Dataset excerpts:
Start

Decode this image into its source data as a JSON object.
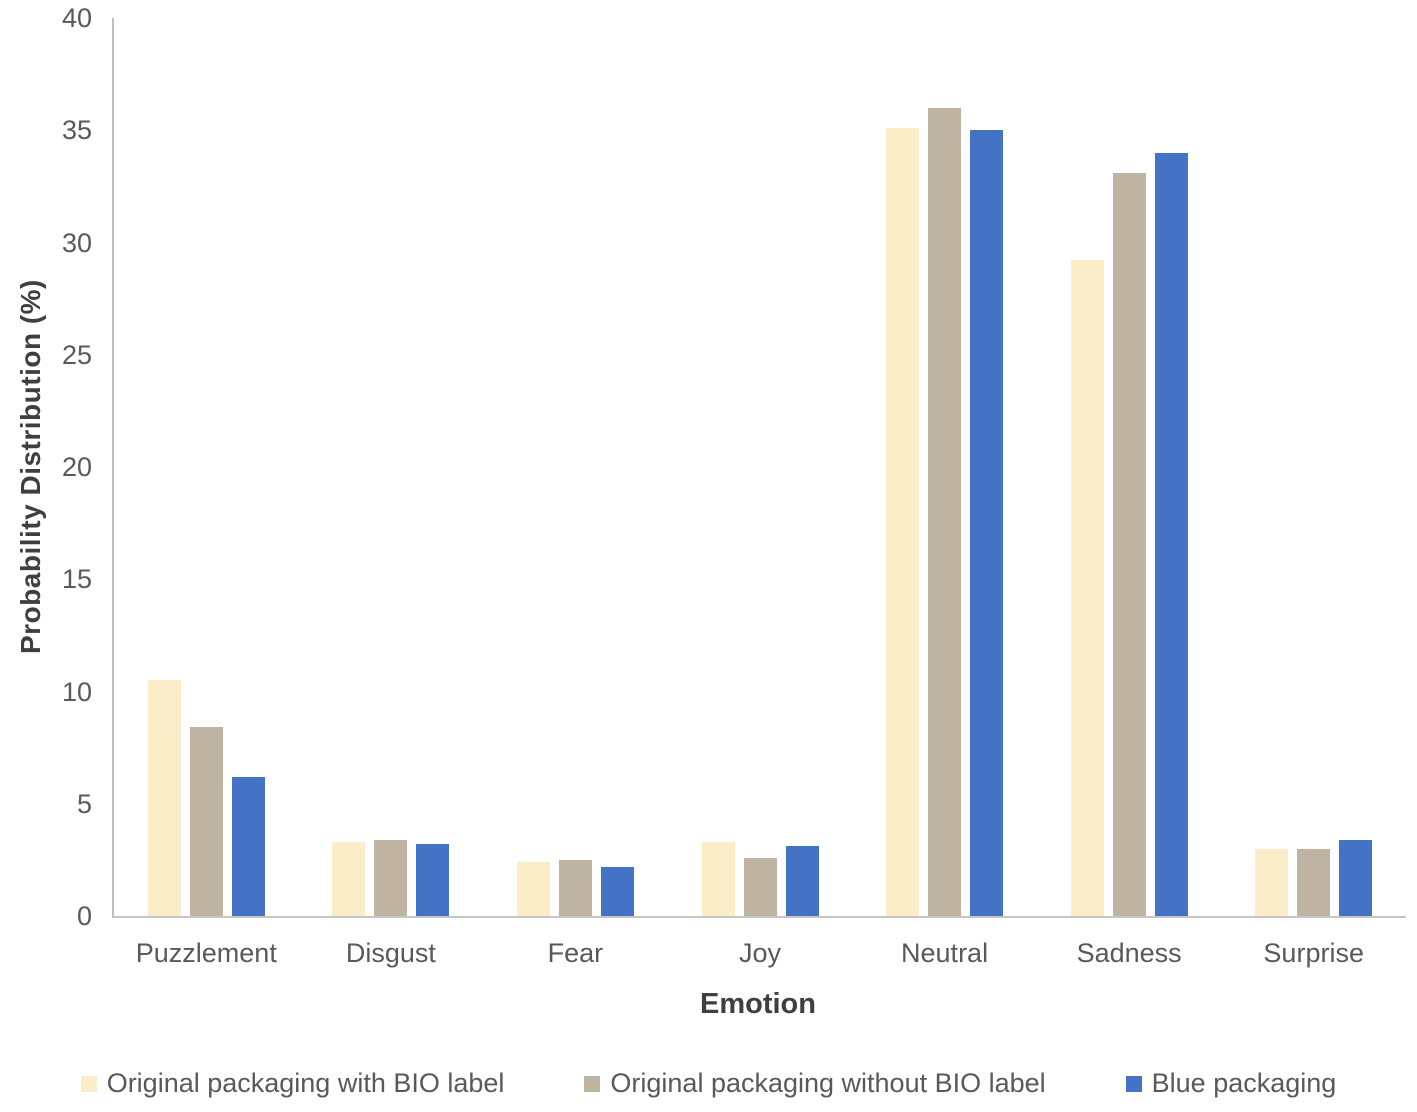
{
  "chart_data": {
    "type": "bar",
    "title": "",
    "xlabel": "Emotion",
    "ylabel": "Probability Distribution (%)",
    "ylim": [
      0,
      40
    ],
    "yticks": [
      0,
      5,
      10,
      15,
      20,
      25,
      30,
      35,
      40
    ],
    "grid": false,
    "legend_position": "bottom",
    "categories": [
      "Puzzlement",
      "Disgust",
      "Fear",
      "Joy",
      "Neutral",
      "Sadness",
      "Surprise"
    ],
    "series": [
      {
        "name": "Original packaging with BIO label",
        "color": "#FBEDC7",
        "values": [
          10.5,
          3.3,
          2.4,
          3.3,
          35.1,
          29.2,
          3.0
        ]
      },
      {
        "name": "Original packaging without BIO label",
        "color": "#BFB4A2",
        "values": [
          8.4,
          3.4,
          2.5,
          2.6,
          36.0,
          33.1,
          3.0
        ]
      },
      {
        "name": "Blue packaging",
        "color": "#4472C4",
        "values": [
          6.2,
          3.2,
          2.2,
          3.1,
          35.0,
          34.0,
          3.4
        ]
      }
    ],
    "colors": {
      "axis_line": "#BFBFBF",
      "tick_text": "#595959",
      "axis_title_text": "#3F3F3F"
    }
  }
}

End

Prompt:
Take the listing and print it again exactly, but without any pictures.

Task answer:
Decode this image into its source data as a JSON object.
{
  "chart_data": {
    "type": "bar",
    "title": "",
    "xlabel": "Emotion",
    "ylabel": "Probability Distribution (%)",
    "ylim": [
      0,
      40
    ],
    "yticks": [
      0,
      5,
      10,
      15,
      20,
      25,
      30,
      35,
      40
    ],
    "grid": false,
    "legend_position": "bottom",
    "categories": [
      "Puzzlement",
      "Disgust",
      "Fear",
      "Joy",
      "Neutral",
      "Sadness",
      "Surprise"
    ],
    "series": [
      {
        "name": "Original packaging with BIO label",
        "color": "#FBEDC7",
        "values": [
          10.5,
          3.3,
          2.4,
          3.3,
          35.1,
          29.2,
          3.0
        ]
      },
      {
        "name": "Original packaging without BIO label",
        "color": "#BFB4A2",
        "values": [
          8.4,
          3.4,
          2.5,
          2.6,
          36.0,
          33.1,
          3.0
        ]
      },
      {
        "name": "Blue packaging",
        "color": "#4472C4",
        "values": [
          6.2,
          3.2,
          2.2,
          3.1,
          35.0,
          34.0,
          3.4
        ]
      }
    ],
    "colors": {
      "axis_line": "#BFBFBF",
      "tick_text": "#595959",
      "axis_title_text": "#3F3F3F"
    }
  }
}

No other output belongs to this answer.